## Given problem
Copy every line of the records below where the word "name" occurs.

Items from a figure collection:
■ ■ ■ ■ ■ ■ ■

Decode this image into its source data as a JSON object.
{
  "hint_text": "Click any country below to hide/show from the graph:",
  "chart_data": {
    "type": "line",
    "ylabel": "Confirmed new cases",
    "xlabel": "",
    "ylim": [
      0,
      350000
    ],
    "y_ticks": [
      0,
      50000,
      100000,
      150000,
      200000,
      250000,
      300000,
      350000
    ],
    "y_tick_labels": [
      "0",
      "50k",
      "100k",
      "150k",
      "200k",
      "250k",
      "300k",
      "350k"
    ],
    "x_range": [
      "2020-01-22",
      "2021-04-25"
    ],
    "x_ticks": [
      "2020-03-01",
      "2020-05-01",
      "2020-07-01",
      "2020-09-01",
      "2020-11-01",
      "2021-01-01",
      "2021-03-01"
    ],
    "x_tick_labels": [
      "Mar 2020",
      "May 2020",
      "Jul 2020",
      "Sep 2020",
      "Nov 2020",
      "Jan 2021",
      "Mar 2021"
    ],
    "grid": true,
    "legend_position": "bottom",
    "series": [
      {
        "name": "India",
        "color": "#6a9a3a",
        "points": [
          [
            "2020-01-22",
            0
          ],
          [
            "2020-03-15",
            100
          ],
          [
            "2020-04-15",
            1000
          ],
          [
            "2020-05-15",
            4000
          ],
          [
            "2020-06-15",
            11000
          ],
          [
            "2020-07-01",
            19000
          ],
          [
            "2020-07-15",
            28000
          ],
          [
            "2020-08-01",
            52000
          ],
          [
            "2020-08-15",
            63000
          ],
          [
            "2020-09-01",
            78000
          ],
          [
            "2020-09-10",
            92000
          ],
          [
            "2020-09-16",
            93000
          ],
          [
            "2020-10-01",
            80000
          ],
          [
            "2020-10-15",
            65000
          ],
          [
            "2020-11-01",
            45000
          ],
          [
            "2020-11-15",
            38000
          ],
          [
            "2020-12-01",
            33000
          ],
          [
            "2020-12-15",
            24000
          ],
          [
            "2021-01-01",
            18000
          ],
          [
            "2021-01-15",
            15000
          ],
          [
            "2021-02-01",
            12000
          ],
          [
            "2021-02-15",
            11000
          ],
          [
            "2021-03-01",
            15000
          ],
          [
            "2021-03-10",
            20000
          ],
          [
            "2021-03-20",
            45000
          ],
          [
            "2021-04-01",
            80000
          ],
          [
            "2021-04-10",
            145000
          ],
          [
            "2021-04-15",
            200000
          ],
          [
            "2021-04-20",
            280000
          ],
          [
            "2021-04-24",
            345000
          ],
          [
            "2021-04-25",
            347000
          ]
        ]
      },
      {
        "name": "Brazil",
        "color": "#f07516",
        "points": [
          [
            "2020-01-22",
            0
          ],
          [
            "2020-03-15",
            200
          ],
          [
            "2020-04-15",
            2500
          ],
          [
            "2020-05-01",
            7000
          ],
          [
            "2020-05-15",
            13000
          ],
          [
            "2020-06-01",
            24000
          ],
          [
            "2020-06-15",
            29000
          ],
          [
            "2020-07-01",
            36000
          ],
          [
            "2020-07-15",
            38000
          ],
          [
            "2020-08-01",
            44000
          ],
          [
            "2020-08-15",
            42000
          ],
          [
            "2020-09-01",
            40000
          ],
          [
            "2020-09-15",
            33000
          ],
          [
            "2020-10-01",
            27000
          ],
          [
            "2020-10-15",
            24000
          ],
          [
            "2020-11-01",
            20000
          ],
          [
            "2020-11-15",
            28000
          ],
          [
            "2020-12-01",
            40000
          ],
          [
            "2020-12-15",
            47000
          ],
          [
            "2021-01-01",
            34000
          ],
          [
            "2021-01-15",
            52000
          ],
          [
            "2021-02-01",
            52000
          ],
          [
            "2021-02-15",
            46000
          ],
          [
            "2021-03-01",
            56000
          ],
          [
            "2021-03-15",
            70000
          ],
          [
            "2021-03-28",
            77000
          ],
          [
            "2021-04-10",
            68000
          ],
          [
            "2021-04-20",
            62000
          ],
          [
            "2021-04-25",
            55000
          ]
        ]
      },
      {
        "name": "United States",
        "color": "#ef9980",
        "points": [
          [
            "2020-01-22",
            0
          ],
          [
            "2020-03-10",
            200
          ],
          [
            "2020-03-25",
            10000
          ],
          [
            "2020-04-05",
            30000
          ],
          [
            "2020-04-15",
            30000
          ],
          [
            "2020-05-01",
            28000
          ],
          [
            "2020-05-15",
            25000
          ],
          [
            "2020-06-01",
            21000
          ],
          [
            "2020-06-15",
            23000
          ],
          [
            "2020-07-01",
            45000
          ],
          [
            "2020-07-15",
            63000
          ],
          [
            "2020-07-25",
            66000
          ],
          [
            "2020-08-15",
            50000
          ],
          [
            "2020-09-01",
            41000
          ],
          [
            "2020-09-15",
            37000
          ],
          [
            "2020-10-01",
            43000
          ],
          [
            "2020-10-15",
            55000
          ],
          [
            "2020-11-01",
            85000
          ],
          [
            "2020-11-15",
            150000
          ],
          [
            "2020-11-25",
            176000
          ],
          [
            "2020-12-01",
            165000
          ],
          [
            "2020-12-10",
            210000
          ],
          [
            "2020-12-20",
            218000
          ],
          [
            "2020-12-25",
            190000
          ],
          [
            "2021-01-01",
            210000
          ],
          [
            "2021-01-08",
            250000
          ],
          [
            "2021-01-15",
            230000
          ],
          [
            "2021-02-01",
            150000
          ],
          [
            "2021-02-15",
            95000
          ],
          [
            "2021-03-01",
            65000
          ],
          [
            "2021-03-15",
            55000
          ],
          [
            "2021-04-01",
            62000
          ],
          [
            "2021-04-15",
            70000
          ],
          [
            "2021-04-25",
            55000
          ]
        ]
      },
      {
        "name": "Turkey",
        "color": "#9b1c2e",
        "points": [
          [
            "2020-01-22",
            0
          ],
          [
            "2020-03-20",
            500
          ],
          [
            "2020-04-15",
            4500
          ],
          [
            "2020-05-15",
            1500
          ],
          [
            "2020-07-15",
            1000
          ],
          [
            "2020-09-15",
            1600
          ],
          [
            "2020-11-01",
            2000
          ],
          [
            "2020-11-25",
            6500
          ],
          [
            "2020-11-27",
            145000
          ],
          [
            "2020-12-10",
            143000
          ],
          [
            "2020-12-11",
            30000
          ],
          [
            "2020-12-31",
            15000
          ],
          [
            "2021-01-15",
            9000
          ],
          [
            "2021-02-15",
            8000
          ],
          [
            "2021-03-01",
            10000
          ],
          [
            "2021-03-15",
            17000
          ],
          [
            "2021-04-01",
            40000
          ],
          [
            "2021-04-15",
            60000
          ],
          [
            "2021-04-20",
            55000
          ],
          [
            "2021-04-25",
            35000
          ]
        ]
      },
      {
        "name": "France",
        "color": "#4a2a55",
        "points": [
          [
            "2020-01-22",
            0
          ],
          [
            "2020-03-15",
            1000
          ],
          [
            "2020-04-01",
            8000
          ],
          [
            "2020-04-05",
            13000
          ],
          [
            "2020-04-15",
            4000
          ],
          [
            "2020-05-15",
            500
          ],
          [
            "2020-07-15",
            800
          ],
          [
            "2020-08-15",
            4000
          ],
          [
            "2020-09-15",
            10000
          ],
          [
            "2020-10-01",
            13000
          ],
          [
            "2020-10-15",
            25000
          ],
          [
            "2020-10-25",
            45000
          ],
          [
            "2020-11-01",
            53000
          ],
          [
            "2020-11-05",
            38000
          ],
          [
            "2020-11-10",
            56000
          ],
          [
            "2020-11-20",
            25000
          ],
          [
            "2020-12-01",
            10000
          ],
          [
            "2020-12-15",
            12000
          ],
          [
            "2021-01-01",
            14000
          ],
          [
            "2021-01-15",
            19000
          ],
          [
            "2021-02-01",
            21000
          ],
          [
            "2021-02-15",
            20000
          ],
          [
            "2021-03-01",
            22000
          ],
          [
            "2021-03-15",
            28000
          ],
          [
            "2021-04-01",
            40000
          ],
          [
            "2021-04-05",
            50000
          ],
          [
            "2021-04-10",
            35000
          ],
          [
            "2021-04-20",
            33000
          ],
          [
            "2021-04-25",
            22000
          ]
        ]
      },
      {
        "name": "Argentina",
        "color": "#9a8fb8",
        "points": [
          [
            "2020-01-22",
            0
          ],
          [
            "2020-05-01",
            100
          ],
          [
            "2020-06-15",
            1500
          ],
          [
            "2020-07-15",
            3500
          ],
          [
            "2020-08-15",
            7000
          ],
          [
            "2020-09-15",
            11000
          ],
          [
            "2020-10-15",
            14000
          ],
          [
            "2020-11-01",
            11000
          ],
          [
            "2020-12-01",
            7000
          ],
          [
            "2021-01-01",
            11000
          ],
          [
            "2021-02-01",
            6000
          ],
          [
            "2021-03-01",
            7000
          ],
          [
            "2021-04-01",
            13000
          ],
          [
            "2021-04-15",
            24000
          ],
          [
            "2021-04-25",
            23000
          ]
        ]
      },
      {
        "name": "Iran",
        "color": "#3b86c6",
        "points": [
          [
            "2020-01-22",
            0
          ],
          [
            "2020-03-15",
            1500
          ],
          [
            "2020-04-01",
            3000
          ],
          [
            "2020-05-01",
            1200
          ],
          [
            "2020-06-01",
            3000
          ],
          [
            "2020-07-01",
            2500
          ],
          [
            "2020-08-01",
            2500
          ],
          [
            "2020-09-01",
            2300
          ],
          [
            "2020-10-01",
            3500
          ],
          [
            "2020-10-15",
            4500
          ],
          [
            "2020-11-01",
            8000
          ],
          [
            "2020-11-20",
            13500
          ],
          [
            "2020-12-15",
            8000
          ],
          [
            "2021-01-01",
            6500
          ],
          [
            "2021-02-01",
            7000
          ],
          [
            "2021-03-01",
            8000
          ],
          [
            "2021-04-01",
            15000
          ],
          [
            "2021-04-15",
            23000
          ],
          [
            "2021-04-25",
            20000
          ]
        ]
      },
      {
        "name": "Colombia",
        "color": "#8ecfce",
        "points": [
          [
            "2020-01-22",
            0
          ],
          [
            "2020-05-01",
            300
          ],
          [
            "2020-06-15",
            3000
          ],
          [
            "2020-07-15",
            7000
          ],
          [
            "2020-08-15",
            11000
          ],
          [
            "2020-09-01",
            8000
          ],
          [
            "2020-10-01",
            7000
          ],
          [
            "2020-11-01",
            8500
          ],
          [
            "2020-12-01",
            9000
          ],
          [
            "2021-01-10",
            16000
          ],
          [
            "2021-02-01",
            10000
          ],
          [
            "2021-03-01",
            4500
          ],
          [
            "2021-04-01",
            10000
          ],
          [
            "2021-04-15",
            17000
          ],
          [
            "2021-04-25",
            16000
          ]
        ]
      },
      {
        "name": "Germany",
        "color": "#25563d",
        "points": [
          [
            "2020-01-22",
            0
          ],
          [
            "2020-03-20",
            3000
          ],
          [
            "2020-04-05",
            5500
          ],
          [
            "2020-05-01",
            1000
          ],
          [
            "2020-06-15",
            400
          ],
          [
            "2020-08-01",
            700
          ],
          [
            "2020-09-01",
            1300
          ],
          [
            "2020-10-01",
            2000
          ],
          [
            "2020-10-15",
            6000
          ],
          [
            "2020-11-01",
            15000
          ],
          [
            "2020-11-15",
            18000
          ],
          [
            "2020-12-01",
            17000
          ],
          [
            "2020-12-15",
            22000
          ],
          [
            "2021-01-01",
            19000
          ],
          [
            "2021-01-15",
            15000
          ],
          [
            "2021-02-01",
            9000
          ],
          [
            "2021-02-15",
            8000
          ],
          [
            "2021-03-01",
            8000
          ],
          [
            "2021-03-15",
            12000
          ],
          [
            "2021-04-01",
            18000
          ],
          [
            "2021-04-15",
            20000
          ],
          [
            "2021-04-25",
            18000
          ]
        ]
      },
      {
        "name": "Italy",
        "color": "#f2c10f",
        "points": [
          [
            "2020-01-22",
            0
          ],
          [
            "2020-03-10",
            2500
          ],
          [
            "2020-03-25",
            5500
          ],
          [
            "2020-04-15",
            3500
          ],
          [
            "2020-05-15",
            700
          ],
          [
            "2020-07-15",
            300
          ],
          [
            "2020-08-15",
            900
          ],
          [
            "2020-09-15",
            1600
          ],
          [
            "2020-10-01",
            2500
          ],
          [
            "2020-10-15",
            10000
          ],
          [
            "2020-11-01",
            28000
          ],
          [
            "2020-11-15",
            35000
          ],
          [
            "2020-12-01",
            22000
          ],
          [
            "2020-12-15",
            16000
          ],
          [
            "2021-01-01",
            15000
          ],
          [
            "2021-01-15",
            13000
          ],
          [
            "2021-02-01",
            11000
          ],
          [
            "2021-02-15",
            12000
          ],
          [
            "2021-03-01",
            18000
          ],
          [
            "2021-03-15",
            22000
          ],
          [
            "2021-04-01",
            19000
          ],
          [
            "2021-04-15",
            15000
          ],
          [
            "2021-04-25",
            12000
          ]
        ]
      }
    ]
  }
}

■ ■ ■ ■ ■ ■ ■

## Solution to this exercise
        "name": "India",
        "name": "Brazil",
        "name": "United States",
        "name": "Turkey",
        "name": "France",
        "name": "Argentina",
        "name": "Iran",
        "name": "Colombia",
        "name": "Germany",
        "name": "Italy",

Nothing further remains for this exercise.